**Aim of the exercise**
Exactly reproduce each record listed below.

**Material**

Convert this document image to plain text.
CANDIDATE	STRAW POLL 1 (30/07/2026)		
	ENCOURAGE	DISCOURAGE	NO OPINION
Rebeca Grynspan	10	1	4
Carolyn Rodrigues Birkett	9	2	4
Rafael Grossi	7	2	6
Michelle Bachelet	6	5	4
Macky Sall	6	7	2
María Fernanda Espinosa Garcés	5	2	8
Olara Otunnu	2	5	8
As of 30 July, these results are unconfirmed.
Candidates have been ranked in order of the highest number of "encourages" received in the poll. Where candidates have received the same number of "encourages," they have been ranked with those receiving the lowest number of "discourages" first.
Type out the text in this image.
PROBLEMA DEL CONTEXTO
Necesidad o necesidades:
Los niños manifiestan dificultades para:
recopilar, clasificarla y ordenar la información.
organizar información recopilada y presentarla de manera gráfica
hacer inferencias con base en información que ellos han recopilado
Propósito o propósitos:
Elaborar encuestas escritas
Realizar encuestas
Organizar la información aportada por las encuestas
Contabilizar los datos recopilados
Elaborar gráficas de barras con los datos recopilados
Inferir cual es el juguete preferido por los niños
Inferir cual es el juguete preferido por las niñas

**Solution to this task**
Convert this document image to plain text.
CANDIDATE	STRAW POLL 1 (30/07/2026)		
	ENCOURAGE	DISCOURAGE	NO OPINION
Rebeca Grynspan	10	1	4
Carolyn Rodrigues Birkett	9	2	4
Rafael Grossi	7	2	6
Michelle Bachelet	6	5	4
Macky Sall	6	7	2
María Fernanda Espinosa Garcés	5	2	8
Olara Otunnu	2	5	8
As of 30 July, these results are unconfirmed.
Candidates have been ranked in order of the highest number of "encourages" received in the poll. Where candidates have received the same number of "encourages," they have been ranked with those receiving the lowest number of "discourages" first.
Type out the text in this image.
PROBLEMA DEL CONTEXTO
Necesidad o necesidades:
Los niños manifiestan dificultades para:
recopilar, clasificarla y ordenar la información.
organizar información recopilada y presentarla de manera gráfica
hacer inferencias con base en información que ellos han recopilado
Propósito o propósitos:
Elaborar encuestas escritas
Realizar encuestas
Organizar la información aportada por las encuestas
Contabilizar los datos recopilados
Elaborar gráficas de barras con los datos recopilados
Inferir cual es el juguete preferido por los niños
Inferir cual es el juguete preferido por las niñas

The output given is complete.